### ARTICLE:

An Anecdote, Unrelated to Anything

I have been watching Studio 60 on the Sunset Strip on Netflix Instant Queue, mainly because I like bemoaning its lost potential.  And because West Wing is not available in the Instant Queue.  A line I saw tonight reminded me of a story, which I only share with you in case it amuses you a little.

In the episode, an old man is found wandering the halls.  Turns out he used to write for the radio show predecessor to the show-within-a-show.  He discusses his colleagues with the show’s main characters, mentioning one of them liked political humor, which the network, “at that time,” was not comfortable with.  And the two main characters laugh at the “at that time” because of course, they are also having problems with the network not liking their politics.

This reminded me of when I was in London a few years ago with my father, his British girlfriend, my husband, and my brother.  We went on a tour of Buckingham Palace and on the tour I noticed a portrait of a woman and many children that was not labeled.  I asked one of the uniformed staff who it was and she told me it was one of the actress-mistresses of a king.  I am reasonably sure it was someone connected to Charles II, but I’m not finding anything to back me up on that.  Anyway, the staff person said something to the effect of, “It would have been very scandalous in those days for the king to marry an actress.”  And I snorted and said, “Yeah.  Everyone would be thrilled if Prince William took up with an actress now.”  And she sort of made a face at me, but it’s not like I’m wrong.

### SET PROBLEM 1:
In the anecdote, who did the uniformed staff member say the unlabeled portrait at Buckingham Palace showed?

### RECORDS SHOWN:
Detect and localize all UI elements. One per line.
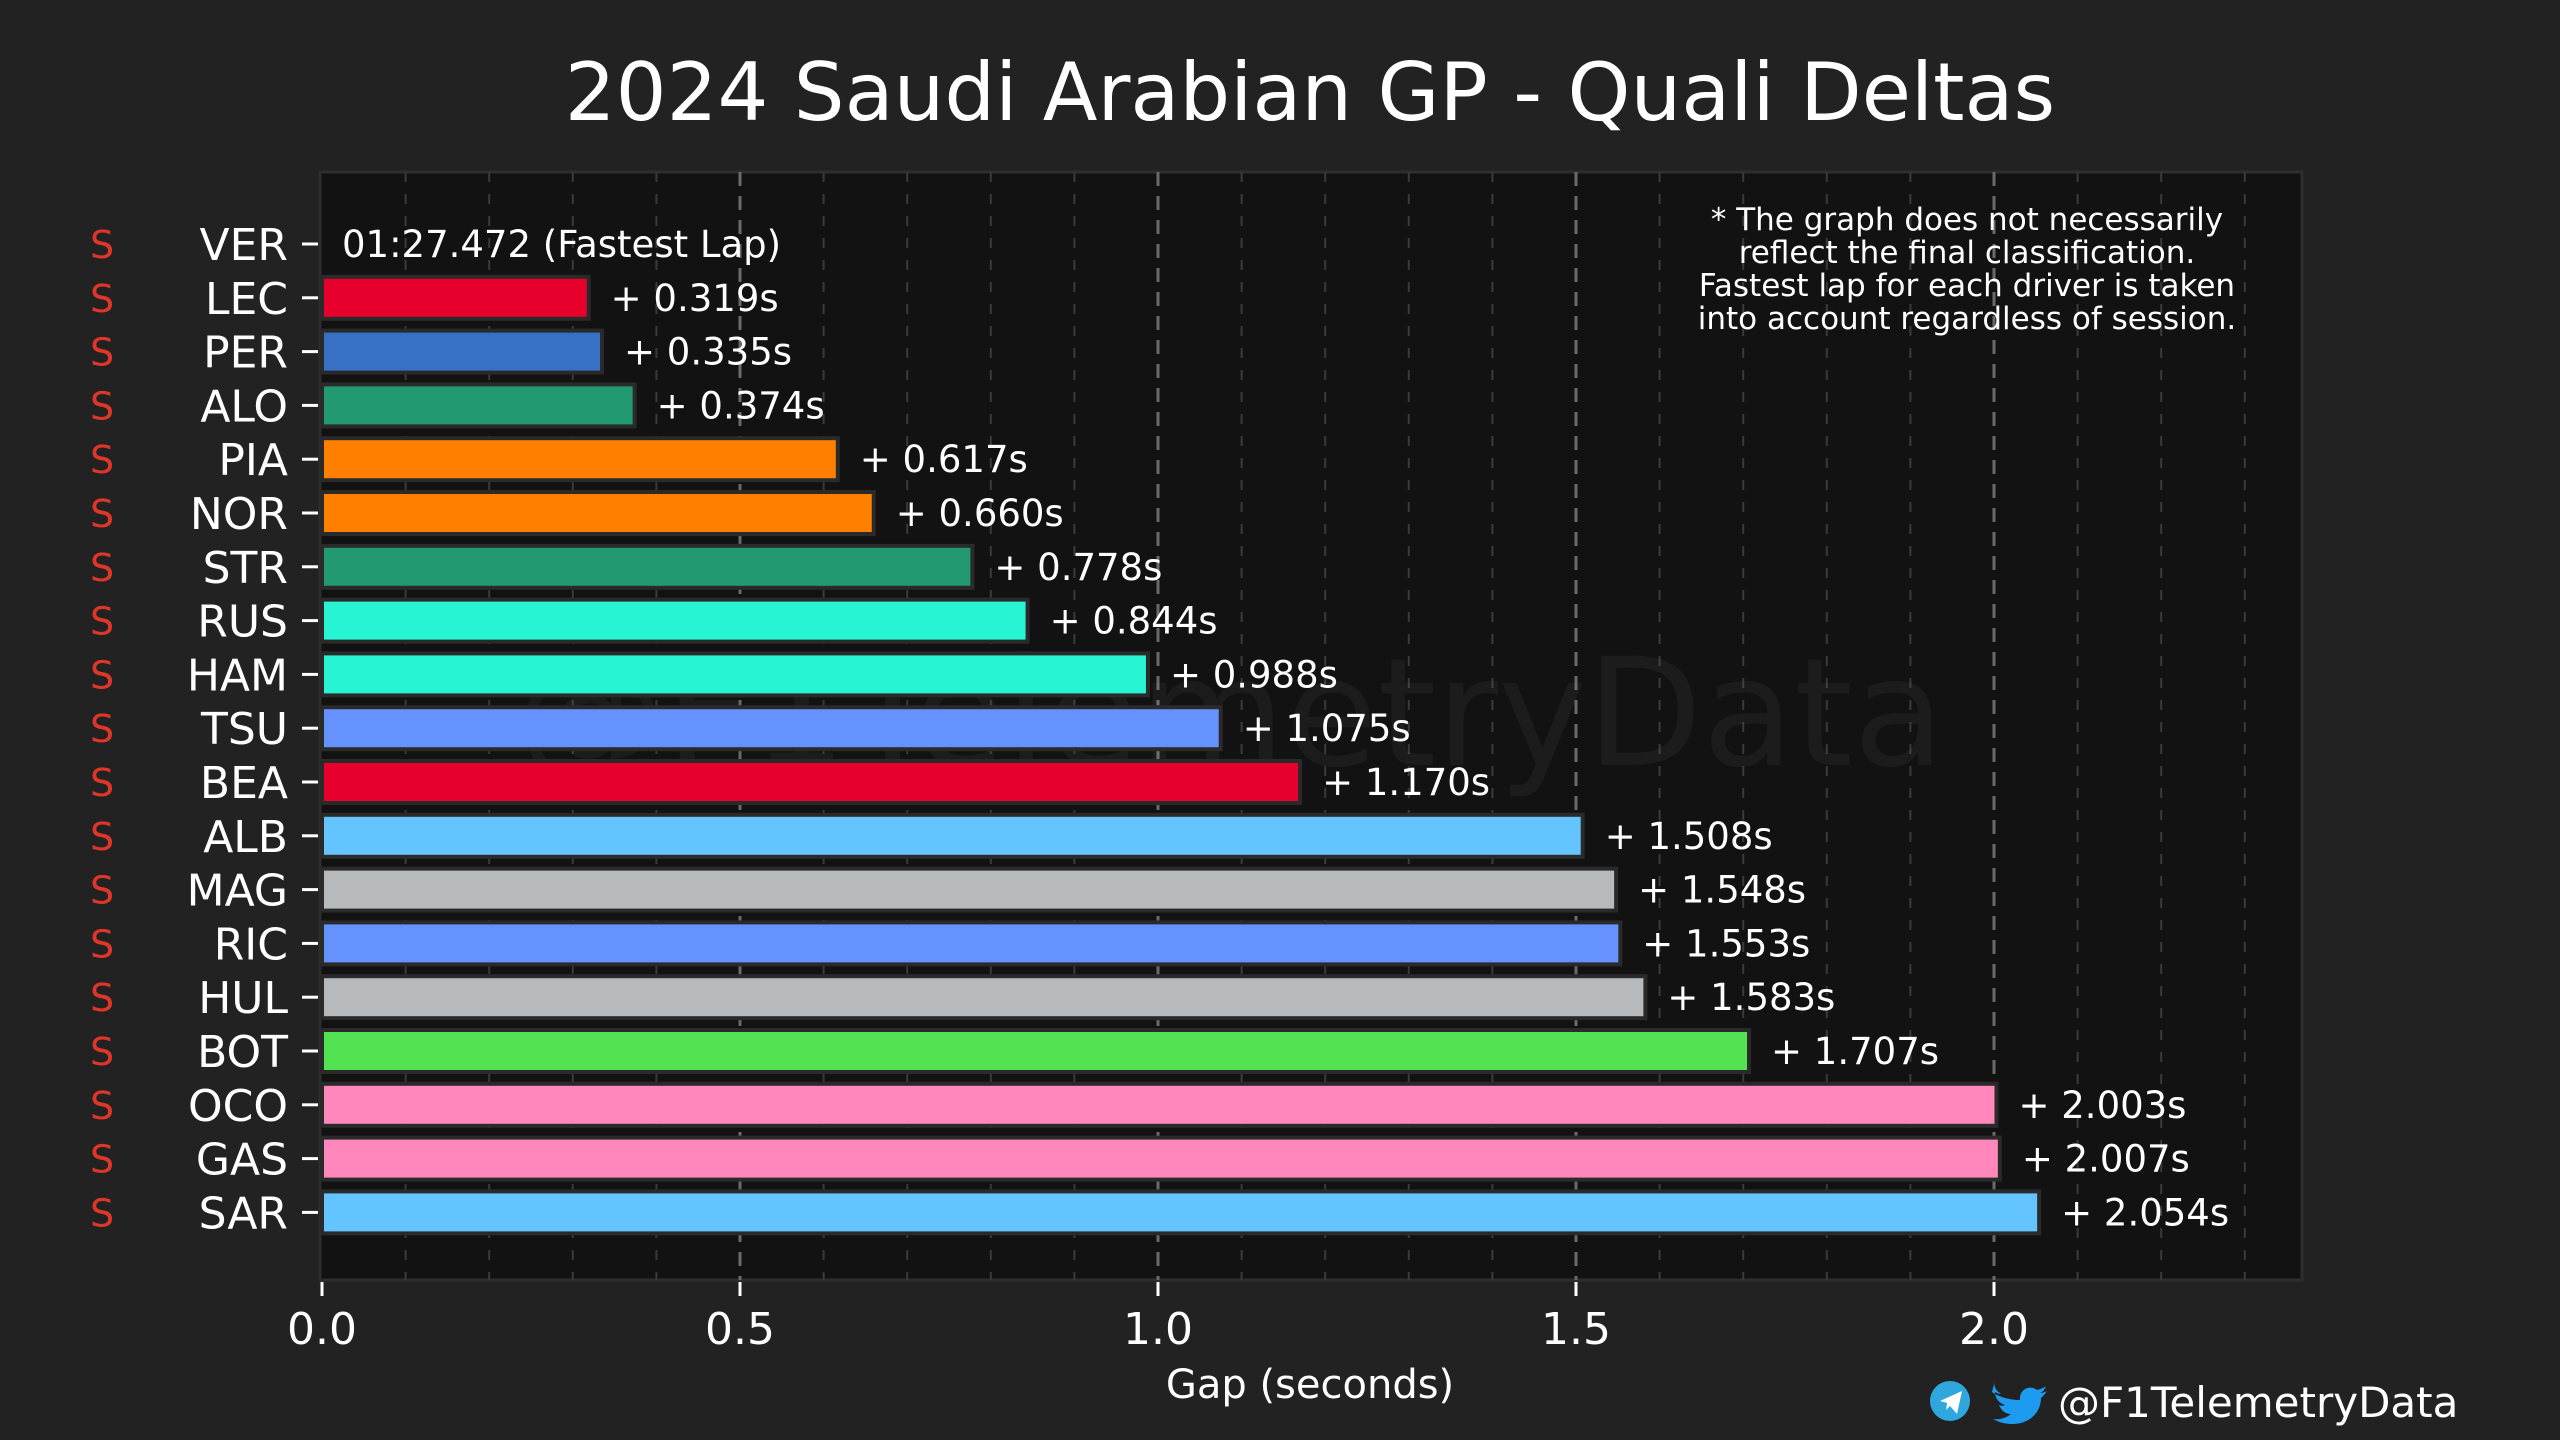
x-tick-label: 2.0 — [1959, 1304, 2029, 1355]
telegram-icon — [1930, 1381, 1970, 1421]
tyre-compound-label: S — [90, 815, 114, 859]
driver-label-ham: HAM — [187, 650, 288, 701]
driver-label-sar: SAR — [199, 1188, 288, 1239]
driver-label-tsu: TSU — [200, 704, 288, 755]
tyre-compound-label: S — [90, 277, 114, 321]
value-label-tsu: + 1.075s — [1243, 707, 1411, 750]
driver-label-alb: ALB — [203, 812, 288, 863]
driver-label-ver: VER — [200, 220, 288, 271]
value-label-per: + 0.335s — [624, 331, 792, 374]
note-line: into account regardless of session. — [1698, 301, 2236, 337]
value-label-oco: + 2.003s — [2019, 1084, 2187, 1127]
value-label-ric: + 1.553s — [1642, 922, 1810, 965]
bar-hul — [320, 974, 1648, 1021]
x-axis-ticks: 0.0 0.5 1.0 1.5 2.0 — [287, 1282, 2029, 1355]
classification-note: * The graph does not necessarily reflect… — [1698, 202, 2236, 337]
driver-label-bot: BOT — [197, 1027, 288, 1078]
tyre-compound-label: S — [90, 653, 114, 697]
tyre-compound-label: S — [90, 869, 114, 913]
x-axis-label: Gap (seconds) — [1166, 1362, 1454, 1408]
bars — [320, 274, 2042, 1236]
value-label-pia: + 0.617s — [860, 438, 1028, 481]
driver-label-nor: NOR — [190, 489, 288, 540]
bar-gas — [320, 1135, 2002, 1182]
value-label-ham: + 0.988s — [1170, 653, 1338, 696]
twitter-handle: @F1TelemetryData — [2058, 1378, 2458, 1427]
driver-label-hul: HUL — [198, 973, 288, 1024]
tyre-compound-label: S — [90, 976, 114, 1020]
driver-label-gas: GAS — [196, 1135, 288, 1186]
bar-bea — [320, 759, 1303, 805]
tyre-compound-label: S — [90, 384, 114, 428]
driver-label-per: PER — [203, 328, 288, 379]
bar-mag — [320, 866, 1619, 913]
bar-ham — [320, 651, 1150, 698]
bar-per — [320, 328, 605, 375]
tyre-compound-label: S — [90, 492, 114, 536]
tyre-compound-label: S — [90, 1030, 114, 1074]
twitter-icon — [1992, 1380, 2047, 1424]
driver-label-ric: RIC — [214, 919, 288, 970]
tyre-compound-label: S — [90, 223, 114, 267]
value-label-gas: + 2.007s — [2022, 1138, 2190, 1181]
bar-nor — [320, 490, 876, 536]
tyre-compound-label: S — [90, 1138, 114, 1182]
bar-tsu — [320, 705, 1223, 752]
driver-label-alo: ALO — [200, 381, 288, 432]
bar-rus — [320, 597, 1030, 644]
driver-labels: S VER S LEC S PER S ALO S PIA S NOR S STR S RUS S HAM S TSU… — [90, 220, 318, 1239]
driver-label-pia: PIA — [218, 435, 288, 486]
tyre-compound-label: S — [90, 438, 114, 482]
note-line: reflect the final classification. — [1739, 235, 2196, 271]
x-tick-label: 1.0 — [1123, 1304, 1193, 1355]
value-label-sar: + 2.054s — [2061, 1191, 2229, 1234]
value-label-ver: 01:27.472 (Fastest Lap) — [342, 223, 781, 266]
driver-label-str: STR — [203, 543, 288, 594]
bar-ric — [320, 920, 1623, 967]
value-label-rus: + 0.844s — [1050, 600, 1218, 643]
tyre-compound-label: S — [90, 600, 114, 644]
driver-label-oco: OCO — [188, 1081, 288, 1132]
bar-str — [320, 543, 975, 590]
x-tick-label: 0.5 — [705, 1304, 775, 1355]
driver-label-mag: MAG — [187, 866, 288, 917]
bar-oco — [320, 1081, 1999, 1128]
bar-sar — [320, 1189, 2042, 1236]
value-label-mag: + 1.548s — [1638, 869, 1806, 912]
note-line: Fastest lap for each driver is taken — [1699, 268, 2235, 304]
chart-title: 2024 Saudi Arabian GP - Quali Deltas — [565, 46, 2055, 139]
driver-label-rus: RUS — [197, 597, 288, 648]
x-tick-label: 1.5 — [1541, 1304, 1611, 1355]
tyre-compound-label: S — [90, 546, 114, 590]
bar-lec — [320, 274, 591, 321]
value-label-alo: + 0.374s — [657, 384, 825, 427]
bar-alo — [320, 382, 637, 429]
bar-pia — [320, 436, 840, 483]
tyre-compound-label: S — [90, 1084, 114, 1128]
tyre-compound-label: S — [90, 707, 114, 751]
tyre-compound-label: S — [90, 1191, 114, 1235]
bar-alb — [320, 812, 1585, 859]
tyre-compound-label: S — [90, 922, 114, 966]
value-label-bot: + 1.707s — [1771, 1030, 1939, 1073]
value-label-alb: + 1.508s — [1605, 815, 1773, 858]
tyre-compound-label: S — [90, 331, 114, 375]
value-labels: 01:27.472 (Fastest Lap) + 0.319s + 0.335s +… — [342, 223, 2229, 1234]
value-label-lec: + 0.319s — [611, 277, 779, 320]
driver-label-lec: LEC — [205, 274, 288, 325]
value-label-nor: + 0.660s — [896, 492, 1064, 535]
x-tick-label: 0.0 — [287, 1304, 357, 1355]
value-label-hul: + 1.583s — [1667, 976, 1835, 1019]
bar-bot — [320, 1028, 1752, 1074]
driver-label-bea: BEA — [200, 758, 288, 809]
tyre-compound-label: S — [90, 761, 114, 805]
note-line: * The graph does not necessarily — [1711, 202, 2223, 238]
value-label-str: + 0.778s — [994, 546, 1162, 589]
value-label-bea: + 1.170s — [1322, 761, 1490, 804]
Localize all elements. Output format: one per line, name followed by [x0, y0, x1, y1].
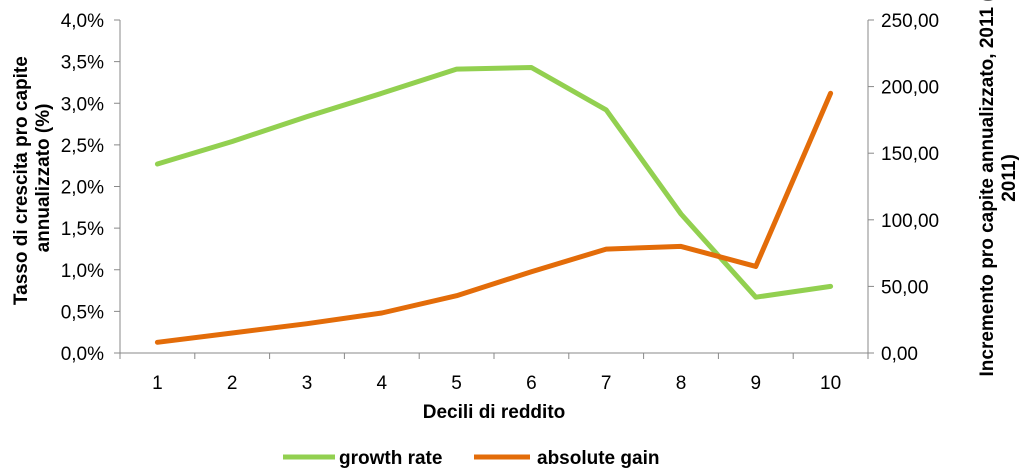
left-tick-label: 1,5% — [61, 219, 104, 240]
x-tick-label: 8 — [676, 373, 687, 394]
x-axis-title: Decili di reddito — [423, 402, 566, 423]
left-y-axis: 0,0% 0,5% 1,0% 1,5% 2,0% 2,5% 3,0% 3,5% 4,0% — [61, 11, 121, 365]
x-tick-label: 6 — [526, 373, 537, 394]
legend-label-growth-rate: growth rate — [339, 448, 442, 469]
x-tick-label: 3 — [302, 373, 313, 394]
x-tick-label: 10 — [820, 373, 841, 394]
x-tick-label: 1 — [152, 373, 163, 394]
x-tick-label: 9 — [751, 373, 762, 394]
x-tick-label: 4 — [377, 373, 388, 394]
left-tick-label: 3,5% — [61, 53, 104, 74]
right-tick-label: 250,00 — [881, 11, 939, 32]
x-tick-label: 7 — [601, 373, 612, 394]
left-tick-label: 2,0% — [61, 178, 104, 199]
right-tick-label: 150,00 — [881, 144, 939, 165]
x-tick-label: 2 — [227, 373, 238, 394]
right-y-axis-title: Incremento pro capite annualizzato, 2011… — [977, 0, 1020, 377]
right-y-axis: 0,00 50,00 100,00 150,00 200,00 250,00 — [867, 11, 939, 365]
right-tick-label: 100,00 — [881, 211, 939, 232]
right-tick-label: 200,00 — [881, 78, 939, 99]
left-tick-label: 2,5% — [61, 136, 104, 157]
x-axis: 1 2 3 4 5 6 7 8 9 10 — [119, 352, 869, 394]
series-line-absolute-gain — [154, 90, 834, 345]
right-tick-label: 0,00 — [881, 344, 918, 365]
left-tick-label: 0,5% — [61, 302, 104, 323]
left-tick-label: 0,0% — [61, 344, 104, 365]
legend: growth rate absolute gain — [283, 448, 659, 469]
left-tick-label: 3,0% — [61, 94, 104, 115]
right-tick-label: 50,00 — [881, 277, 929, 298]
left-tick-label: 4,0% — [61, 11, 104, 32]
left-tick-label: 1,0% — [61, 261, 104, 282]
x-tick-label: 5 — [451, 373, 462, 394]
series-line-growth-rate — [154, 65, 834, 300]
series-layer — [154, 65, 834, 345]
legend-label-absolute-gain: absolute gain — [537, 448, 659, 469]
left-y-axis-title: Tasso di crescita pro capite annualizzat… — [11, 51, 54, 305]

### SET PROBLEM 2:
Could you output the lines of the records as a numbered list, from the line containing "x-tick-label: 2.0 — [1959, 1304, 2029, 1355]" down through the line containing "bar-rus — [320, 597, 1030, 644]", both included, with blank lines left out?

### WRITTEN SOLUTION 1:
One of the actress-mistresses of a king.

### WRITTEN SOLUTION 2:
1. x-tick-label: 2.0 — [1959, 1304, 2029, 1355]
2. telegram-icon — [1930, 1381, 1970, 1421]
3. tyre-compound-label: S — [90, 815, 114, 859]
4. driver-label-ham: HAM — [187, 650, 288, 701]
5. driver-label-sar: SAR — [199, 1188, 288, 1239]
6. driver-label-tsu: TSU — [200, 704, 288, 755]
7. tyre-compound-label: S — [90, 277, 114, 321]
8. value-label-tsu: + 1.075s — [1243, 707, 1411, 750]
9. driver-label-alb: ALB — [203, 812, 288, 863]
10. driver-label-ver: VER — [200, 220, 288, 271]
11. value-label-per: + 0.335s — [624, 331, 792, 374]
12. note-line: into account regardless of session. — [1698, 301, 2236, 337]
13. value-label-oco: + 2.003s — [2019, 1084, 2187, 1127]
14. value-label-ric: + 1.553s — [1642, 922, 1810, 965]
15. bar-hul — [320, 974, 1648, 1021]
16. x-axis-ticks: 0.0 0.5 1.0 1.5 2.0 — [287, 1282, 2029, 1355]
17. classification-note: * The graph does not necessarily reflect… — [1698, 202, 2236, 337]
18. driver-label-bot: BOT — [197, 1027, 288, 1078]
19. tyre-compound-label: S — [90, 653, 114, 697]
20. tyre-compound-label: S — [90, 869, 114, 913]
21. x-axis-label: Gap (seconds) — [1166, 1362, 1454, 1408]
22. bars — [320, 274, 2042, 1236]
23. value-label-pia: + 0.617s — [860, 438, 1028, 481]
24. driver-label-nor: NOR — [190, 489, 288, 540]
25. bar-gas — [320, 1135, 2002, 1182]
26. value-label-ham: + 0.988s — [1170, 653, 1338, 696]
27. twitter-handle: @F1TelemetryData — [2058, 1378, 2458, 1427]
28. driver-label-hul: HUL — [198, 973, 288, 1024]
29. tyre-compound-label: S — [90, 976, 114, 1020]
30. driver-label-gas: GAS — [196, 1135, 288, 1186]
31. bar-bea — [320, 759, 1303, 805]
32. tyre-compound-label: S — [90, 384, 114, 428]
33. driver-label-per: PER — [203, 328, 288, 379]
34. bar-mag — [320, 866, 1619, 913]
35. bar-ham — [320, 651, 1150, 698]
36. bar-per — [320, 328, 605, 375]
37. tyre-compound-label: S — [90, 492, 114, 536]
38. tyre-compound-label: S — [90, 1030, 114, 1074]
39. twitter-icon — [1992, 1380, 2047, 1424]
40. driver-label-ric: RIC — [214, 919, 288, 970]
41. tyre-compound-label: S — [90, 223, 114, 267]
42. value-label-gas: + 2.007s — [2022, 1138, 2190, 1181]
43. bar-nor — [320, 490, 876, 536]
44. tyre-compound-label: S — [90, 1138, 114, 1182]
45. bar-tsu — [320, 705, 1223, 752]
46. driver-label-alo: ALO — [200, 381, 288, 432]
47. bar-rus — [320, 597, 1030, 644]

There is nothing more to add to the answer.